Take the material below and write it all out again exactly.

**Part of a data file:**
▬▬▬

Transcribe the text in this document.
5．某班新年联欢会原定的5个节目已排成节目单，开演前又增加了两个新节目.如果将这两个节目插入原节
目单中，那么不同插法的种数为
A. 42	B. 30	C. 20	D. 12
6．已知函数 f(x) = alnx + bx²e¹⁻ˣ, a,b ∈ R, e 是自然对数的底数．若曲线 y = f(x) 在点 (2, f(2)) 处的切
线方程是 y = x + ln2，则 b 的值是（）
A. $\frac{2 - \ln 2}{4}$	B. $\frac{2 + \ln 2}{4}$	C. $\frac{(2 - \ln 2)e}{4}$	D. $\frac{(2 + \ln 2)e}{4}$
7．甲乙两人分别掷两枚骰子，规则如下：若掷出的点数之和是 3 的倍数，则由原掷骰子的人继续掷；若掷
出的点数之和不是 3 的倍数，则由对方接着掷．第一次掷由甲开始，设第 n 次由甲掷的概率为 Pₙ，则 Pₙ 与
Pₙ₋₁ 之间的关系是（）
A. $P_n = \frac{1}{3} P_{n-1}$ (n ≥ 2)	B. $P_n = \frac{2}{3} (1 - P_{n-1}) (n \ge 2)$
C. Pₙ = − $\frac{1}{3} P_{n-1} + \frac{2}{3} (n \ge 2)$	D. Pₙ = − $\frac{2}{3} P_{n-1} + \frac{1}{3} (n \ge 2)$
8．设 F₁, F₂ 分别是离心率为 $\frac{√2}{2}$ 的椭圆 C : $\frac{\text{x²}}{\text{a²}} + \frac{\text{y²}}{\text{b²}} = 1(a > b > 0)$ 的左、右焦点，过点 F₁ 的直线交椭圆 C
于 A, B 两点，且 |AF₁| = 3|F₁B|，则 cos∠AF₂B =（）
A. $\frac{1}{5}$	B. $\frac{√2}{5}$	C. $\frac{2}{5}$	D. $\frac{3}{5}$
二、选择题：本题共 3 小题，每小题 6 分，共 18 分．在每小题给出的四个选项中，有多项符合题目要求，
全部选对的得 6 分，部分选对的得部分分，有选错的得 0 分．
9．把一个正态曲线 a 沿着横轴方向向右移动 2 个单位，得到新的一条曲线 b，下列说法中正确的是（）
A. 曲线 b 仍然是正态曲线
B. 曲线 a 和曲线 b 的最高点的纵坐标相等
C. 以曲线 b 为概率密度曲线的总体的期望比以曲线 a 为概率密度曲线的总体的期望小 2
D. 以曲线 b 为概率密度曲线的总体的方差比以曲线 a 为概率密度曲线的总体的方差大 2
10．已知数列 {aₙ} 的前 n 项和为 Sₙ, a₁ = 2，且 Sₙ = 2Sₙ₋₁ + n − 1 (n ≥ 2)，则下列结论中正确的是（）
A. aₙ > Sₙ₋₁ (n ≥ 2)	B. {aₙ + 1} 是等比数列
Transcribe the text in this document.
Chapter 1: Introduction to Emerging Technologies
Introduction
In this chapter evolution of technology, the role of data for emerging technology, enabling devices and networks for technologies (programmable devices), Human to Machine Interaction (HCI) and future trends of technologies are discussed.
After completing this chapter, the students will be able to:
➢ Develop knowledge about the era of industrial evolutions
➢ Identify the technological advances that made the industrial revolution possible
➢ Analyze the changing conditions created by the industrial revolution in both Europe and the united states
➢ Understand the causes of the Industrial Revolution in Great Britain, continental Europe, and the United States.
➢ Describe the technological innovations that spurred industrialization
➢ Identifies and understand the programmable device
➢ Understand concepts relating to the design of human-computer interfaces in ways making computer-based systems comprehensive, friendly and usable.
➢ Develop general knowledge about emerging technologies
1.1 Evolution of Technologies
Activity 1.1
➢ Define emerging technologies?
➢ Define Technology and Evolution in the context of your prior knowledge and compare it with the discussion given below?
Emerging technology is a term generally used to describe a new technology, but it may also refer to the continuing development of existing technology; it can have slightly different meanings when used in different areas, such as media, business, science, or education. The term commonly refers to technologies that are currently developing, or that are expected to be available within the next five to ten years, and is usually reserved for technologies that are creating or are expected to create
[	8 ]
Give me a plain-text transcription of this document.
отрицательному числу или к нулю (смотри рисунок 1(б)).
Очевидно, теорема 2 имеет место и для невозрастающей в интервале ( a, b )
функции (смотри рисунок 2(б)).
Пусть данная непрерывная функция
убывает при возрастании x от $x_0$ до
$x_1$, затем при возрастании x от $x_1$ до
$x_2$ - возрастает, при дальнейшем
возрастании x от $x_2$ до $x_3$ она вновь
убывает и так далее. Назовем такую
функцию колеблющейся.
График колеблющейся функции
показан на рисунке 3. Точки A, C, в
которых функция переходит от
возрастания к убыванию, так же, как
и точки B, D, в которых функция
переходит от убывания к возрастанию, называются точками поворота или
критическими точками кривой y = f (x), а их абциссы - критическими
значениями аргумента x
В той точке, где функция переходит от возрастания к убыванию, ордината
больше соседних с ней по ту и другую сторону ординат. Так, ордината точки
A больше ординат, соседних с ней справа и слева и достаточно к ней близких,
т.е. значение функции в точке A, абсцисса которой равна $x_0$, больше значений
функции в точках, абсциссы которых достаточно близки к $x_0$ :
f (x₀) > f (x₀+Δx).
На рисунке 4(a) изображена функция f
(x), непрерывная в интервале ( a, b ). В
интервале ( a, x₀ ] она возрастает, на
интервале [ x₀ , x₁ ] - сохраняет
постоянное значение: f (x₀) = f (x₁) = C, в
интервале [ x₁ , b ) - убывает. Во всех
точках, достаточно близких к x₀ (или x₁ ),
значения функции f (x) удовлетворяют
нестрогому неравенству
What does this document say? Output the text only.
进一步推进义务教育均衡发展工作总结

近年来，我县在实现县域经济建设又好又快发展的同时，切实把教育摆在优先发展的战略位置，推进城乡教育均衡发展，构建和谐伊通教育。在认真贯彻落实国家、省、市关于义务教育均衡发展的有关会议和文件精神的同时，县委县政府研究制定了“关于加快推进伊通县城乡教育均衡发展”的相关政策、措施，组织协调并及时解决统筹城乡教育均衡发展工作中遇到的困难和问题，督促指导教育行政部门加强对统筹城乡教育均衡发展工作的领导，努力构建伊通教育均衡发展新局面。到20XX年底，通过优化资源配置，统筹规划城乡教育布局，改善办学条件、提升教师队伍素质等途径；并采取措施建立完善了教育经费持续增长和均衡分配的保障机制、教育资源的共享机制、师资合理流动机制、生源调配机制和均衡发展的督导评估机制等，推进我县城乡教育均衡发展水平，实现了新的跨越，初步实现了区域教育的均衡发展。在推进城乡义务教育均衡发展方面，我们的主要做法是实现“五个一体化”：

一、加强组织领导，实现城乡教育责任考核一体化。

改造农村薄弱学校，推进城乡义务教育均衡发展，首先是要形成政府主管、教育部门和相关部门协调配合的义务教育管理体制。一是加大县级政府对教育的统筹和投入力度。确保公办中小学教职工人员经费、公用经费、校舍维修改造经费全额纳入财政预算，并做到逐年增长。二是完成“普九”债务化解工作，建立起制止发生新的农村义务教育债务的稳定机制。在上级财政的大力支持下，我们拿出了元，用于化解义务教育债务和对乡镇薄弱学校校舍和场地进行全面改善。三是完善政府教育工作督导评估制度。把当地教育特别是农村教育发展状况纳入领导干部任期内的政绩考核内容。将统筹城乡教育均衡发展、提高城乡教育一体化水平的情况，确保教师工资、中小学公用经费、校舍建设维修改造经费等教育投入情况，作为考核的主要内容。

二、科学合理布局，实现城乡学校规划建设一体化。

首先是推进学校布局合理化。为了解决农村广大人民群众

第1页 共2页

▬▬▬

**FULL OUTPUT:**
Transcribe the text in this document.
5．某班新年联欢会原定的5个节目已排成节目单，开演前又增加了两个新节目.如果将这两个节目插入原节
目单中，那么不同插法的种数为
A. 42	B. 30	C. 20	D. 12
6．已知函数 f(x) = alnx + bx²e¹⁻ˣ, a,b ∈ R, e 是自然对数的底数．若曲线 y = f(x) 在点 (2, f(2)) 处的切
线方程是 y = x + ln2，则 b 的值是（）
A. $\frac{2 - \ln 2}{4}$	B. $\frac{2 + \ln 2}{4}$	C. $\frac{(2 - \ln 2)e}{4}$	D. $\frac{(2 + \ln 2)e}{4}$
7．甲乙两人分别掷两枚骰子，规则如下：若掷出的点数之和是 3 的倍数，则由原掷骰子的人继续掷；若掷
出的点数之和不是 3 的倍数，则由对方接着掷．第一次掷由甲开始，设第 n 次由甲掷的概率为 Pₙ，则 Pₙ 与
Pₙ₋₁ 之间的关系是（）
A. $P_n = \frac{1}{3} P_{n-1}$ (n ≥ 2)	B. $P_n = \frac{2}{3} (1 - P_{n-1}) (n \ge 2)$
C. Pₙ = − $\frac{1}{3} P_{n-1} + \frac{2}{3} (n \ge 2)$	D. Pₙ = − $\frac{2}{3} P_{n-1} + \frac{1}{3} (n \ge 2)$
8．设 F₁, F₂ 分别是离心率为 $\frac{√2}{2}$ 的椭圆 C : $\frac{\text{x²}}{\text{a²}} + \frac{\text{y²}}{\text{b²}} = 1(a > b > 0)$ 的左、右焦点，过点 F₁ 的直线交椭圆 C
于 A, B 两点，且 |AF₁| = 3|F₁B|，则 cos∠AF₂B =（）
A. $\frac{1}{5}$	B. $\frac{√2}{5}$	C. $\frac{2}{5}$	D. $\frac{3}{5}$
二、选择题：本题共 3 小题，每小题 6 分，共 18 分．在每小题给出的四个选项中，有多项符合题目要求，
全部选对的得 6 分，部分选对的得部分分，有选错的得 0 分．
9．把一个正态曲线 a 沿着横轴方向向右移动 2 个单位，得到新的一条曲线 b，下列说法中正确的是（）
A. 曲线 b 仍然是正态曲线
B. 曲线 a 和曲线 b 的最高点的纵坐标相等
C. 以曲线 b 为概率密度曲线的总体的期望比以曲线 a 为概率密度曲线的总体的期望小 2
D. 以曲线 b 为概率密度曲线的总体的方差比以曲线 a 为概率密度曲线的总体的方差大 2
10．已知数列 {aₙ} 的前 n 项和为 Sₙ, a₁ = 2，且 Sₙ = 2Sₙ₋₁ + n − 1 (n ≥ 2)，则下列结论中正确的是（）
A. aₙ > Sₙ₋₁ (n ≥ 2)	B. {aₙ + 1} 是等比数列
Transcribe the text in this document.
Chapter 1: Introduction to Emerging Technologies
Introduction
In this chapter evolution of technology, the role of data for emerging technology, enabling devices and networks for technologies (programmable devices), Human to Machine Interaction (HCI) and future trends of technologies are discussed.
After completing this chapter, the students will be able to:
➢ Develop knowledge about the era of industrial evolutions
➢ Identify the technological advances that made the industrial revolution possible
➢ Analyze the changing conditions created by the industrial revolution in both Europe and the united states
➢ Understand the causes of the Industrial Revolution in Great Britain, continental Europe, and the United States.
➢ Describe the technological innovations that spurred industrialization
➢ Identifies and understand the programmable device
➢ Understand concepts relating to the design of human-computer interfaces in ways making computer-based systems comprehensive, friendly and usable.
➢ Develop general knowledge about emerging technologies
1.1 Evolution of Technologies
Activity 1.1
➢ Define emerging technologies?
➢ Define Technology and Evolution in the context of your prior knowledge and compare it with the discussion given below?
Emerging technology is a term generally used to describe a new technology, but it may also refer to the continuing development of existing technology; it can have slightly different meanings when used in different areas, such as media, business, science, or education. The term commonly refers to technologies that are currently developing, or that are expected to be available within the next five to ten years, and is usually reserved for technologies that are creating or are expected to create
[	8 ]
Give me a plain-text transcription of this document.
отрицательному числу или к нулю (смотри рисунок 1(б)).
Очевидно, теорема 2 имеет место и для невозрастающей в интервале ( a, b )
функции (смотри рисунок 2(б)).
Пусть данная непрерывная функция
убывает при возрастании x от $x_0$ до
$x_1$, затем при возрастании x от $x_1$ до
$x_2$ - возрастает, при дальнейшем
возрастании x от $x_2$ до $x_3$ она вновь
убывает и так далее. Назовем такую
функцию колеблющейся.
График колеблющейся функции
показан на рисунке 3. Точки A, C, в
которых функция переходит от
возрастания к убыванию, так же, как
и точки B, D, в которых функция
переходит от убывания к возрастанию, называются точками поворота или
критическими точками кривой y = f (x), а их абциссы - критическими
значениями аргумента x
В той точке, где функция переходит от возрастания к убыванию, ордината
больше соседних с ней по ту и другую сторону ординат. Так, ордината точки
A больше ординат, соседних с ней справа и слева и достаточно к ней близких,
т.е. значение функции в точке A, абсцисса которой равна $x_0$, больше значений
функции в точках, абсциссы которых достаточно близки к $x_0$ :
f (x₀) > f (x₀+Δx).
На рисунке 4(a) изображена функция f
(x), непрерывная в интервале ( a, b ). В
интервале ( a, x₀ ] она возрастает, на
интервале [ x₀ , x₁ ] - сохраняет
постоянное значение: f (x₀) = f (x₁) = C, в
интервале [ x₁ , b ) - убывает. Во всех
точках, достаточно близких к x₀ (или x₁ ),
значения функции f (x) удовлетворяют
нестрогому неравенству
What does this document say? Output the text only.
进一步推进义务教育均衡发展工作总结

近年来，我县在实现县域经济建设又好又快发展的同时，切实把教育摆在优先发展的战略位置，推进城乡教育均衡发展，构建和谐伊通教育。在认真贯彻落实国家、省、市关于义务教育均衡发展的有关会议和文件精神的同时，县委县政府研究制定了“关于加快推进伊通县城乡教育均衡发展”的相关政策、措施，组织协调并及时解决统筹城乡教育均衡发展工作中遇到的困难和问题，督促指导教育行政部门加强对统筹城乡教育均衡发展工作的领导，努力构建伊通教育均衡发展新局面。到20XX年底，通过优化资源配置，统筹规划城乡教育布局，改善办学条件、提升教师队伍素质等途径；并采取措施建立完善了教育经费持续增长和均衡分配的保障机制、教育资源的共享机制、师资合理流动机制、生源调配机制和均衡发展的督导评估机制等，推进我县城乡教育均衡发展水平，实现了新的跨越，初步实现了区域教育的均衡发展。在推进城乡义务教育均衡发展方面，我们的主要做法是实现“五个一体化”：

一、加强组织领导，实现城乡教育责任考核一体化。

改造农村薄弱学校，推进城乡义务教育均衡发展，首先是要形成政府主管、教育部门和相关部门协调配合的义务教育管理体制。一是加大县级政府对教育的统筹和投入力度。确保公办中小学教职工人员经费、公用经费、校舍维修改造经费全额纳入财政预算，并做到逐年增长。二是完成“普九”债务化解工作，建立起制止发生新的农村义务教育债务的稳定机制。在上级财政的大力支持下，我们拿出了元，用于化解义务教育债务和对乡镇薄弱学校校舍和场地进行全面改善。三是完善政府教育工作督导评估制度。把当地教育特别是农村教育发展状况纳入领导干部任期内的政绩考核内容。将统筹城乡教育均衡发展、提高城乡教育一体化水平的情况，确保教师工资、中小学公用经费、校舍建设维修改造经费等教育投入情况，作为考核的主要内容。

二、科学合理布局，实现城乡学校规划建设一体化。

首先是推进学校布局合理化。为了解决农村广大人民群众

第1页 共2页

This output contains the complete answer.